Leave the pictures out. Return all other data exactly.

--- START OF RECORDS TO PROCESS ---

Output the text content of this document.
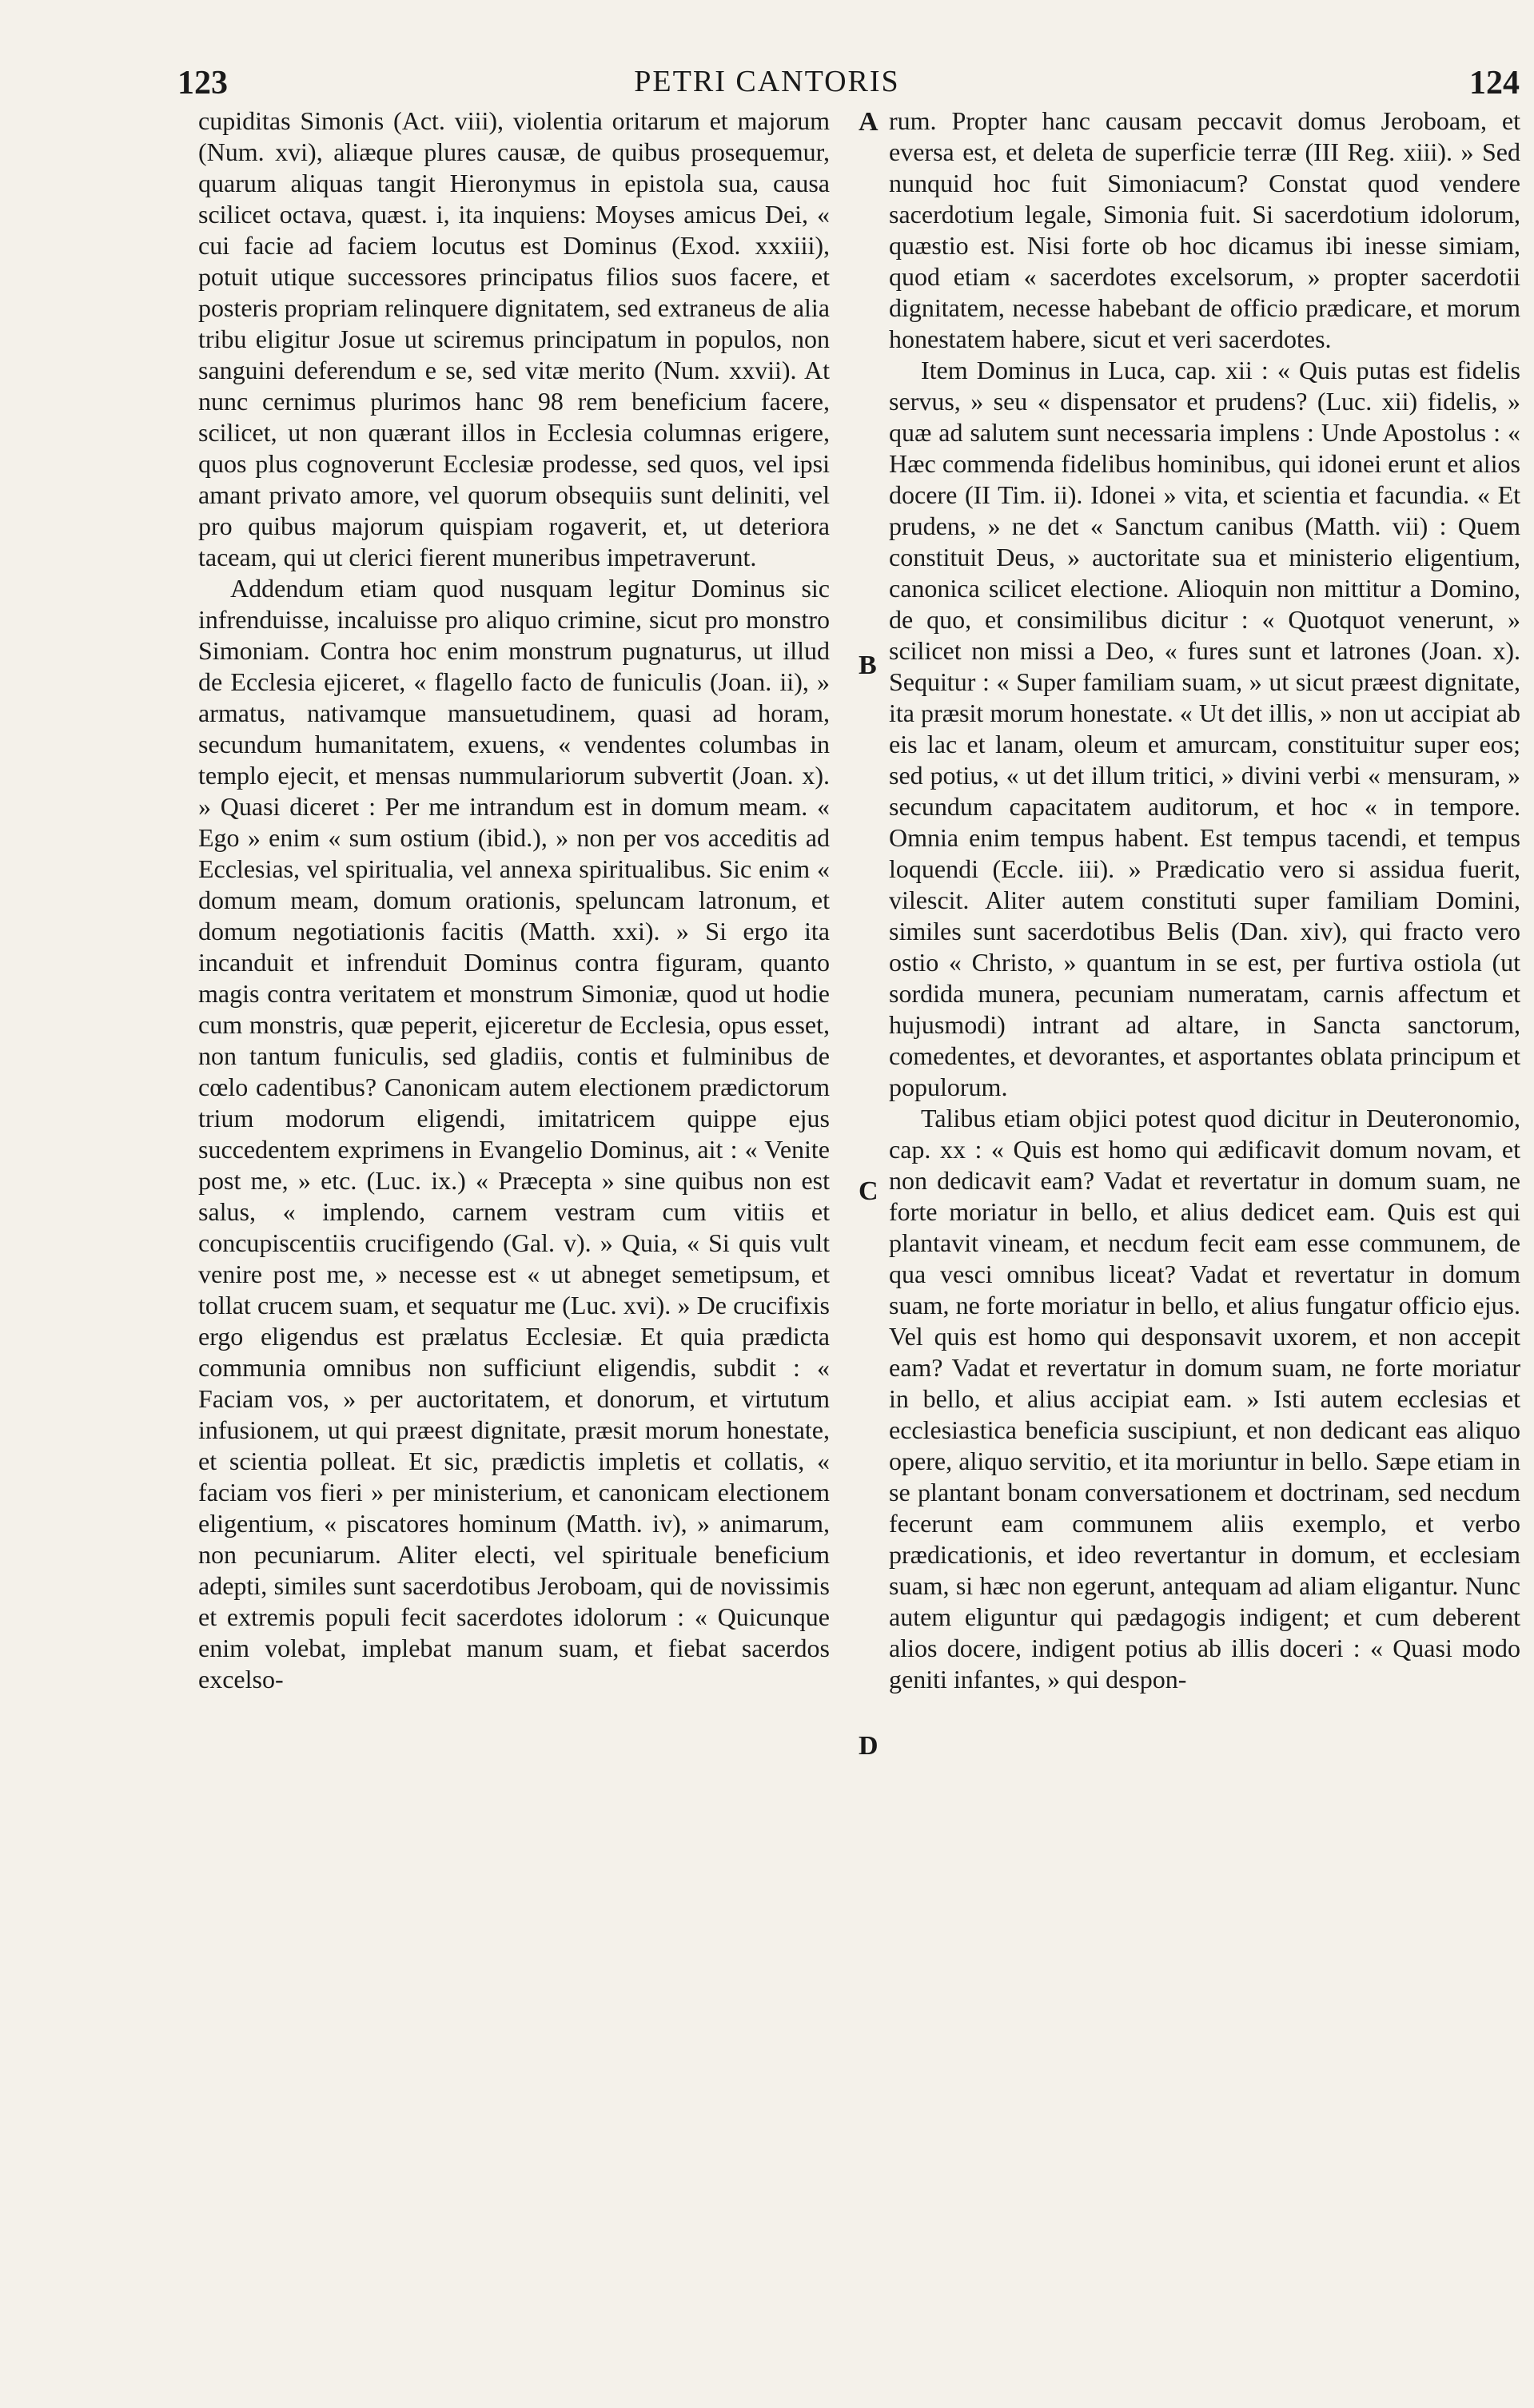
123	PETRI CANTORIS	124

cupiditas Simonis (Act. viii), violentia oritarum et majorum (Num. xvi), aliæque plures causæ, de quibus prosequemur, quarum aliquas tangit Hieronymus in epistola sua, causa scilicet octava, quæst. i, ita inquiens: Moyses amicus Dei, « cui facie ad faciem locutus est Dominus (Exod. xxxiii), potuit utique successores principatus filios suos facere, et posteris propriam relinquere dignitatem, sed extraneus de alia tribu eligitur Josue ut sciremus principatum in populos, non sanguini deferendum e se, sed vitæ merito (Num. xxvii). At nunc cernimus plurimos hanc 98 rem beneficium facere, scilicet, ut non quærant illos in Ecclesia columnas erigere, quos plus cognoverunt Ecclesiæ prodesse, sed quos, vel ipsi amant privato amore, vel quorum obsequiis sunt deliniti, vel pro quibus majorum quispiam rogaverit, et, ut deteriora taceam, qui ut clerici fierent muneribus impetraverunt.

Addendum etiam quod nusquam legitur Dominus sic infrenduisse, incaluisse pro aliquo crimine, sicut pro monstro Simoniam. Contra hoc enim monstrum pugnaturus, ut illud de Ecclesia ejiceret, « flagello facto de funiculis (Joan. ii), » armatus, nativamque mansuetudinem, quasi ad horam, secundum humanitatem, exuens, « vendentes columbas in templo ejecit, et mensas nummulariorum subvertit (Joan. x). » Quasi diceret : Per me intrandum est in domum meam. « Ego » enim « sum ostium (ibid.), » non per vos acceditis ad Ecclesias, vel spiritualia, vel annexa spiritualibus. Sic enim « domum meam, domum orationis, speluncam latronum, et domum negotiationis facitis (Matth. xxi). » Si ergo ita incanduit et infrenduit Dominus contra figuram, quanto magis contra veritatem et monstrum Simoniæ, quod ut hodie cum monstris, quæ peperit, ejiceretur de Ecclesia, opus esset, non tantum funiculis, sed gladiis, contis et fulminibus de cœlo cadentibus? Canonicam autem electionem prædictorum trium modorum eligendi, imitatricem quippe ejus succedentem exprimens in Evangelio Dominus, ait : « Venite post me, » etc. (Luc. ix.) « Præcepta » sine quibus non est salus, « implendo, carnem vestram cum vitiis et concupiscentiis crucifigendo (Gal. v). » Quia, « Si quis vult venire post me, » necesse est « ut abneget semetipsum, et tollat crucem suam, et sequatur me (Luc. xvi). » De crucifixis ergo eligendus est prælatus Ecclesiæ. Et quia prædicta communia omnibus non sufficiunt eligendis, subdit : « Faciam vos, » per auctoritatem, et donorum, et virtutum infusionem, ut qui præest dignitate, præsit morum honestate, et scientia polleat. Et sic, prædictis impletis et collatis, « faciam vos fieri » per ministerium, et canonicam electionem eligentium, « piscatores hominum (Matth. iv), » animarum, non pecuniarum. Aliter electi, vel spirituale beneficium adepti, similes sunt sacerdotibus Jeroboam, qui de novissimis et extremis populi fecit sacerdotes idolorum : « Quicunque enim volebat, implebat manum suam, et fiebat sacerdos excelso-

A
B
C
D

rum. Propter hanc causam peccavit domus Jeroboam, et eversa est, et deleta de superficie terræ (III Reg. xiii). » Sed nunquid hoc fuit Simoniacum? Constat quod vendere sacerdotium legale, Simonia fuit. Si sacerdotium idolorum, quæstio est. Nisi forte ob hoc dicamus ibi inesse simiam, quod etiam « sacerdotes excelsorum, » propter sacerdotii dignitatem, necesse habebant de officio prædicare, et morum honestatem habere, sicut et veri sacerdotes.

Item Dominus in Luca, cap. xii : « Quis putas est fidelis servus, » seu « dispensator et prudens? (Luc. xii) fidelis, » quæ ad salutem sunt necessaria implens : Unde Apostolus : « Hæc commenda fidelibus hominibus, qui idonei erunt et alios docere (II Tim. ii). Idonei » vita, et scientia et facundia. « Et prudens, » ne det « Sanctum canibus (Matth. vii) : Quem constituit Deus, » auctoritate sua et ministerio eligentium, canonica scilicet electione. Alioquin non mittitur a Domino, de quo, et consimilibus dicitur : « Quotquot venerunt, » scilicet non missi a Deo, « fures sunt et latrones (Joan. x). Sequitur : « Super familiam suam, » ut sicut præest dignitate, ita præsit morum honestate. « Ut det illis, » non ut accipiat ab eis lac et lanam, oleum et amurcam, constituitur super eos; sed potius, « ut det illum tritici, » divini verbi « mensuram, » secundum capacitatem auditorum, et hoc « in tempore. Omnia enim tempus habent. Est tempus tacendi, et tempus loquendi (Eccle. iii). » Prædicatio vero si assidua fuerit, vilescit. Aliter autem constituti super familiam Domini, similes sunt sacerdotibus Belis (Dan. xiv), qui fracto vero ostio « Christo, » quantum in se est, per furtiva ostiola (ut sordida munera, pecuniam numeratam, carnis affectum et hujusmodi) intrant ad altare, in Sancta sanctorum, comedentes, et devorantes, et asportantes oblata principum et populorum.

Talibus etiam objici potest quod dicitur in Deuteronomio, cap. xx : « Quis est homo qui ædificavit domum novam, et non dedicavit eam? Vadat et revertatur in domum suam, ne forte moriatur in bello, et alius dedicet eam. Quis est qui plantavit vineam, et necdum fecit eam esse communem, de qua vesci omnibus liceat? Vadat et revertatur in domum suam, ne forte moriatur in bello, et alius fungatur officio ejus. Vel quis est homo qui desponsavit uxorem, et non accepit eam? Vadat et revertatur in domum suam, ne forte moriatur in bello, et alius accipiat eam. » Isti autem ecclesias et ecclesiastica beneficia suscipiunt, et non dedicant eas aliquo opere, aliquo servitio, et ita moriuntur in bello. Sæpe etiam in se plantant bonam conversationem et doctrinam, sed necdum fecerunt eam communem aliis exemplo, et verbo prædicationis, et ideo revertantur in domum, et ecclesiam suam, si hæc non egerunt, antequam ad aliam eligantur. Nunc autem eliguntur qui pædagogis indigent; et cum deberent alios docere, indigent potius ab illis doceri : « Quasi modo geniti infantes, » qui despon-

--- END OF RECORDS TO PROCESS ---

- **EXERCISE RESPONSE**
Output the text content of this document.
123	PETRI CANTORIS	124

cupiditas Simonis (Act. viii), violentia oritarum et majorum (Num. xvi), aliæque plures causæ, de quibus prosequemur, quarum aliquas tangit Hieronymus in epistola sua, causa scilicet octava, quæst. i, ita inquiens: Moyses amicus Dei, « cui facie ad faciem locutus est Dominus (Exod. xxxiii), potuit utique successores principatus filios suos facere, et posteris propriam relinquere dignitatem, sed extraneus de alia tribu eligitur Josue ut sciremus principatum in populos, non sanguini deferendum e se, sed vitæ merito (Num. xxvii). At nunc cernimus plurimos hanc 98 rem beneficium facere, scilicet, ut non quærant illos in Ecclesia columnas erigere, quos plus cognoverunt Ecclesiæ prodesse, sed quos, vel ipsi amant privato amore, vel quorum obsequiis sunt deliniti, vel pro quibus majorum quispiam rogaverit, et, ut deteriora taceam, qui ut clerici fierent muneribus impetraverunt.

Addendum etiam quod nusquam legitur Dominus sic infrenduisse, incaluisse pro aliquo crimine, sicut pro monstro Simoniam. Contra hoc enim monstrum pugnaturus, ut illud de Ecclesia ejiceret, « flagello facto de funiculis (Joan. ii), » armatus, nativamque mansuetudinem, quasi ad horam, secundum humanitatem, exuens, « vendentes columbas in templo ejecit, et mensas nummulariorum subvertit (Joan. x). » Quasi diceret : Per me intrandum est in domum meam. « Ego » enim « sum ostium (ibid.), » non per vos acceditis ad Ecclesias, vel spiritualia, vel annexa spiritualibus. Sic enim « domum meam, domum orationis, speluncam latronum, et domum negotiationis facitis (Matth. xxi). » Si ergo ita incanduit et infrenduit Dominus contra figuram, quanto magis contra veritatem et monstrum Simoniæ, quod ut hodie cum monstris, quæ peperit, ejiceretur de Ecclesia, opus esset, non tantum funiculis, sed gladiis, contis et fulminibus de cœlo cadentibus? Canonicam autem electionem prædictorum trium modorum eligendi, imitatricem quippe ejus succedentem exprimens in Evangelio Dominus, ait : « Venite post me, » etc. (Luc. ix.) « Præcepta » sine quibus non est salus, « implendo, carnem vestram cum vitiis et concupiscentiis crucifigendo (Gal. v). » Quia, « Si quis vult venire post me, » necesse est « ut abneget semetipsum, et tollat crucem suam, et sequatur me (Luc. xvi). » De crucifixis ergo eligendus est prælatus Ecclesiæ. Et quia prædicta communia omnibus non sufficiunt eligendis, subdit : « Faciam vos, » per auctoritatem, et donorum, et virtutum infusionem, ut qui præest dignitate, præsit morum honestate, et scientia polleat. Et sic, prædictis impletis et collatis, « faciam vos fieri » per ministerium, et canonicam electionem eligentium, « piscatores hominum (Matth. iv), » animarum, non pecuniarum. Aliter electi, vel spirituale beneficium adepti, similes sunt sacerdotibus Jeroboam, qui de novissimis et extremis populi fecit sacerdotes idolorum : « Quicunque enim volebat, implebat manum suam, et fiebat sacerdos excelso-

A
B
C
D

rum. Propter hanc causam peccavit domus Jeroboam, et eversa est, et deleta de superficie terræ (III Reg. xiii). » Sed nunquid hoc fuit Simoniacum? Constat quod vendere sacerdotium legale, Simonia fuit. Si sacerdotium idolorum, quæstio est. Nisi forte ob hoc dicamus ibi inesse simiam, quod etiam « sacerdotes excelsorum, » propter sacerdotii dignitatem, necesse habebant de officio prædicare, et morum honestatem habere, sicut et veri sacerdotes.

Item Dominus in Luca, cap. xii : « Quis putas est fidelis servus, » seu « dispensator et prudens? (Luc. xii) fidelis, » quæ ad salutem sunt necessaria implens : Unde Apostolus : « Hæc commenda fidelibus hominibus, qui idonei erunt et alios docere (II Tim. ii). Idonei » vita, et scientia et facundia. « Et prudens, » ne det « Sanctum canibus (Matth. vii) : Quem constituit Deus, » auctoritate sua et ministerio eligentium, canonica scilicet electione. Alioquin non mittitur a Domino, de quo, et consimilibus dicitur : « Quotquot venerunt, » scilicet non missi a Deo, « fures sunt et latrones (Joan. x). Sequitur : « Super familiam suam, » ut sicut præest dignitate, ita præsit morum honestate. « Ut det illis, » non ut accipiat ab eis lac et lanam, oleum et amurcam, constituitur super eos; sed potius, « ut det illum tritici, » divini verbi « mensuram, » secundum capacitatem auditorum, et hoc « in tempore. Omnia enim tempus habent. Est tempus tacendi, et tempus loquendi (Eccle. iii). » Prædicatio vero si assidua fuerit, vilescit. Aliter autem constituti super familiam Domini, similes sunt sacerdotibus Belis (Dan. xiv), qui fracto vero ostio « Christo, » quantum in se est, per furtiva ostiola (ut sordida munera, pecuniam numeratam, carnis affectum et hujusmodi) intrant ad altare, in Sancta sanctorum, comedentes, et devorantes, et asportantes oblata principum et populorum.

Talibus etiam objici potest quod dicitur in Deuteronomio, cap. xx : « Quis est homo qui ædificavit domum novam, et non dedicavit eam? Vadat et revertatur in domum suam, ne forte moriatur in bello, et alius dedicet eam. Quis est qui plantavit vineam, et necdum fecit eam esse communem, de qua vesci omnibus liceat? Vadat et revertatur in domum suam, ne forte moriatur in bello, et alius fungatur officio ejus. Vel quis est homo qui desponsavit uxorem, et non accepit eam? Vadat et revertatur in domum suam, ne forte moriatur in bello, et alius accipiat eam. » Isti autem ecclesias et ecclesiastica beneficia suscipiunt, et non dedicant eas aliquo opere, aliquo servitio, et ita moriuntur in bello. Sæpe etiam in se plantant bonam conversationem et doctrinam, sed necdum fecerunt eam communem aliis exemplo, et verbo prædicationis, et ideo revertantur in domum, et ecclesiam suam, si hæc non egerunt, antequam ad aliam eligantur. Nunc autem eliguntur qui pædagogis indigent; et cum deberent alios docere, indigent potius ab illis doceri : « Quasi modo geniti infantes, » qui despon-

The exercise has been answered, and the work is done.